Given instruction: Find the string "icon" and gather every line that holds it.

Dataset entries on figures:
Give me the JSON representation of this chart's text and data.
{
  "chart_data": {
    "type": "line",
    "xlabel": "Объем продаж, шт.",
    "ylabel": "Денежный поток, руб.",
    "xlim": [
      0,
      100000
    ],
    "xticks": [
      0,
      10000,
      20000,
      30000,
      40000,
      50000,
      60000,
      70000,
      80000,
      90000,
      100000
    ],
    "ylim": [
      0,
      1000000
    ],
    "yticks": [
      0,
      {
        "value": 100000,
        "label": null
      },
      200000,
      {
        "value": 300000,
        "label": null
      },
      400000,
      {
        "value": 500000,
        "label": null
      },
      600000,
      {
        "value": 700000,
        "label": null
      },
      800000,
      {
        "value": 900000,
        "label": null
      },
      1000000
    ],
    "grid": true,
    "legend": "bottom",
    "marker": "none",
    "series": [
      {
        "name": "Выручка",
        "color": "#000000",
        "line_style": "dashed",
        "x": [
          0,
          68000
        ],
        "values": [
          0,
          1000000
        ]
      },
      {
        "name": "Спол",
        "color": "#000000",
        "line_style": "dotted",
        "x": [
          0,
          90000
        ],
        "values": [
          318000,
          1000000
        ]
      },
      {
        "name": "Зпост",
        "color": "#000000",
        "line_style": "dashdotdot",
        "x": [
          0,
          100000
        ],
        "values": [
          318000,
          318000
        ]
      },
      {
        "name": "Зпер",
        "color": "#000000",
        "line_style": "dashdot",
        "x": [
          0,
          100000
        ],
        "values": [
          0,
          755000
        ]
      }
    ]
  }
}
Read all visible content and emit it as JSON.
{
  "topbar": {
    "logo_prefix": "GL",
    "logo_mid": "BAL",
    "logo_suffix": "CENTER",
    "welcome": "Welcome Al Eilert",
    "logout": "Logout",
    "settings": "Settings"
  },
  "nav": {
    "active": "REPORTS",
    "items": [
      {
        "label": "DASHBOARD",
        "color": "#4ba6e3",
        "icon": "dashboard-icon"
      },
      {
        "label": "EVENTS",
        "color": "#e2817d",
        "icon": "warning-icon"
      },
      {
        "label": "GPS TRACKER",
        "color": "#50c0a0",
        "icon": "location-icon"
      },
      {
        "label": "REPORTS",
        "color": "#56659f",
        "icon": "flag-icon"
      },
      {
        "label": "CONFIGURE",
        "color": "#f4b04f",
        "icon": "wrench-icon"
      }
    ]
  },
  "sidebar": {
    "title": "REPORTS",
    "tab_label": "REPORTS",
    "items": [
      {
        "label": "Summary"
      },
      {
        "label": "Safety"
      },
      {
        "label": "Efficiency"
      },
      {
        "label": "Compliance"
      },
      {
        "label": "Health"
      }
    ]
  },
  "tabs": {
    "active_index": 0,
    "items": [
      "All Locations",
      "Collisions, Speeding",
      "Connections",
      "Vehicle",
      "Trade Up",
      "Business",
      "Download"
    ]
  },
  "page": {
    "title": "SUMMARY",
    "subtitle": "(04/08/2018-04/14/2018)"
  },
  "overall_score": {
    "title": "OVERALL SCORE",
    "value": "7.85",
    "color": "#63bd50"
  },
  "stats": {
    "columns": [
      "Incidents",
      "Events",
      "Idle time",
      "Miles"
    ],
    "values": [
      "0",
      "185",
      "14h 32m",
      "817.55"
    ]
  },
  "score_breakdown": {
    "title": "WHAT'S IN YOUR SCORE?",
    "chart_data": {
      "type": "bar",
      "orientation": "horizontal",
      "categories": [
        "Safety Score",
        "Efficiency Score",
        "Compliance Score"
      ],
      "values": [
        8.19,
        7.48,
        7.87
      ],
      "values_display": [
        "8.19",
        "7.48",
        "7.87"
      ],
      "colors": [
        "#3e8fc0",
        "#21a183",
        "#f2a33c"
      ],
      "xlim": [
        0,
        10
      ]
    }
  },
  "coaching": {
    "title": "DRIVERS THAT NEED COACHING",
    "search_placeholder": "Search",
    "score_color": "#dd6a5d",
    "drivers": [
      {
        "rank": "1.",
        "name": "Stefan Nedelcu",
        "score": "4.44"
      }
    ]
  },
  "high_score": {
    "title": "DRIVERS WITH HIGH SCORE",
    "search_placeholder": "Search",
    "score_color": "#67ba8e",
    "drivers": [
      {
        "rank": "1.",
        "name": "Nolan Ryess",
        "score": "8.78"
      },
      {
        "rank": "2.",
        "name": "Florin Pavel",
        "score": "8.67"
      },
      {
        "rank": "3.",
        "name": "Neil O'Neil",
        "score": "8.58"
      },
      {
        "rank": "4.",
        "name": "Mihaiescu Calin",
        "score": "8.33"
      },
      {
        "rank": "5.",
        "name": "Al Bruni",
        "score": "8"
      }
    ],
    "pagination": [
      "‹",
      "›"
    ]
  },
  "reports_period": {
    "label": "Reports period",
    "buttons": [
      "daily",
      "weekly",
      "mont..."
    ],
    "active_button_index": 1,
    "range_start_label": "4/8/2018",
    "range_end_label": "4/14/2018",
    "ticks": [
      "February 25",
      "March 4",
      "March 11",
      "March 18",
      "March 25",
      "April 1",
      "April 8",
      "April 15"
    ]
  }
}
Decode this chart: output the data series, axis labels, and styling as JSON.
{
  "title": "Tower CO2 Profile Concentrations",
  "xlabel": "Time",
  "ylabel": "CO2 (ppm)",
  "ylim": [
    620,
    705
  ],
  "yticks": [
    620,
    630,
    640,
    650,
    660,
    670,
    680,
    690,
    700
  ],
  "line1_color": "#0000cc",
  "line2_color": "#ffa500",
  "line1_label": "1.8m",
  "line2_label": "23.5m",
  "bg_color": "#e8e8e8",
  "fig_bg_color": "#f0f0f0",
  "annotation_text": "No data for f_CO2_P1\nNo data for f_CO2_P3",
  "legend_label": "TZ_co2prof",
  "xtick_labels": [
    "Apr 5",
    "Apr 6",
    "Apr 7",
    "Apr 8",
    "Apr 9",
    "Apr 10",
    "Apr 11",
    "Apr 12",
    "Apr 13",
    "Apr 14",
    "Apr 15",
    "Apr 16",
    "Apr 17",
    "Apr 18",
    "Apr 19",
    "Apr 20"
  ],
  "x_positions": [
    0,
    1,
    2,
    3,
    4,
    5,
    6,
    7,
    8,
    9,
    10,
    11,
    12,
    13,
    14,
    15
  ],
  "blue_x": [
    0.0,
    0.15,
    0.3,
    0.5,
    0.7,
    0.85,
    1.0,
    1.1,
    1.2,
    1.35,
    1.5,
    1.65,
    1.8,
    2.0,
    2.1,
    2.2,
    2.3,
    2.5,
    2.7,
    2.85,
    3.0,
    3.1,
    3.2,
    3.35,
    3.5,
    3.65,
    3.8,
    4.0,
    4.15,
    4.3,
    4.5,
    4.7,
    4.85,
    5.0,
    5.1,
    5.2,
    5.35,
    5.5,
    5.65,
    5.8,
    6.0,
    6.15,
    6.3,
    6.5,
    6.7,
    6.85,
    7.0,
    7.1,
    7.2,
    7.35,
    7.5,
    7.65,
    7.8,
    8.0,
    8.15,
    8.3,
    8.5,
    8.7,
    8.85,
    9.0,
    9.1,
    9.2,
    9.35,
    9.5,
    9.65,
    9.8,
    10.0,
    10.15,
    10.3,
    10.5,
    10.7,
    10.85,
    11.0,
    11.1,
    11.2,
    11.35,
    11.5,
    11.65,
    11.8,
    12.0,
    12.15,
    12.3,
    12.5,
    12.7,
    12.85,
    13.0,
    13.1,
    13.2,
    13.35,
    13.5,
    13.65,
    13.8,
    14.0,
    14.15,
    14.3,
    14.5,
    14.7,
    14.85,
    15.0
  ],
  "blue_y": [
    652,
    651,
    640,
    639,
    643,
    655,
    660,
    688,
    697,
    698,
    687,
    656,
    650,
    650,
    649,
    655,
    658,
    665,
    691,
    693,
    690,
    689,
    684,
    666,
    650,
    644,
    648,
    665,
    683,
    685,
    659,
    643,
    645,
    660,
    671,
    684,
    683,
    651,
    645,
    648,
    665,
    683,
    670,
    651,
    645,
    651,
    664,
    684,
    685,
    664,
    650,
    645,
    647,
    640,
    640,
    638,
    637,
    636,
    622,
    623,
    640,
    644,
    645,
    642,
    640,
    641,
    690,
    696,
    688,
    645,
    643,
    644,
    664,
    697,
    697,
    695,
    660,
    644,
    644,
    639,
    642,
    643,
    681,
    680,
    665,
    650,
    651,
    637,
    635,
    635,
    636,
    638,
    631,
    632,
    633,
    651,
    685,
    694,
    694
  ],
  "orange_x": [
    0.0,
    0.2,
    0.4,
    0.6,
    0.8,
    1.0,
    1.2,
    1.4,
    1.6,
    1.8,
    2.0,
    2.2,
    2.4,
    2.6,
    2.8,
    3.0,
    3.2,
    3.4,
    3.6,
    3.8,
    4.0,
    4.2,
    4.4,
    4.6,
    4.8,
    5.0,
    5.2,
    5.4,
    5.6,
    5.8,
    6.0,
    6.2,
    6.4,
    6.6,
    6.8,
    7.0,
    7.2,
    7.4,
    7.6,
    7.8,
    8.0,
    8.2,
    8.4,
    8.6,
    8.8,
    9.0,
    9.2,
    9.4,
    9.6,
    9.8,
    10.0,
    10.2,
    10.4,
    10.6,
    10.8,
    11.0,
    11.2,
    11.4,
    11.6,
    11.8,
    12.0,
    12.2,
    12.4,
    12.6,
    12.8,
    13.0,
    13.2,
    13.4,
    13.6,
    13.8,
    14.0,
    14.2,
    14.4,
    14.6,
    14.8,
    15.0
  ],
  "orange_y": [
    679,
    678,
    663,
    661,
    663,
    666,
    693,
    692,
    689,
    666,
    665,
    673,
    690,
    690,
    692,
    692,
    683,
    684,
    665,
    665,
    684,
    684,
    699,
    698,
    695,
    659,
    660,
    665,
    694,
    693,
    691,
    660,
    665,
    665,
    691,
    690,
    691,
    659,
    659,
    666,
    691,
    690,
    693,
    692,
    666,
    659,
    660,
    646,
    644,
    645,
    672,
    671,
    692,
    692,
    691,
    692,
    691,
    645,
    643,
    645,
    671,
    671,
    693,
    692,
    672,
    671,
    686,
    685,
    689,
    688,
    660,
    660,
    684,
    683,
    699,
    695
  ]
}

Solution for this task:
        "icon": "dashboard-icon"
        "icon": "warning-icon"
        "icon": "location-icon"
        "icon": "flag-icon"
        "icon": "wrench-icon"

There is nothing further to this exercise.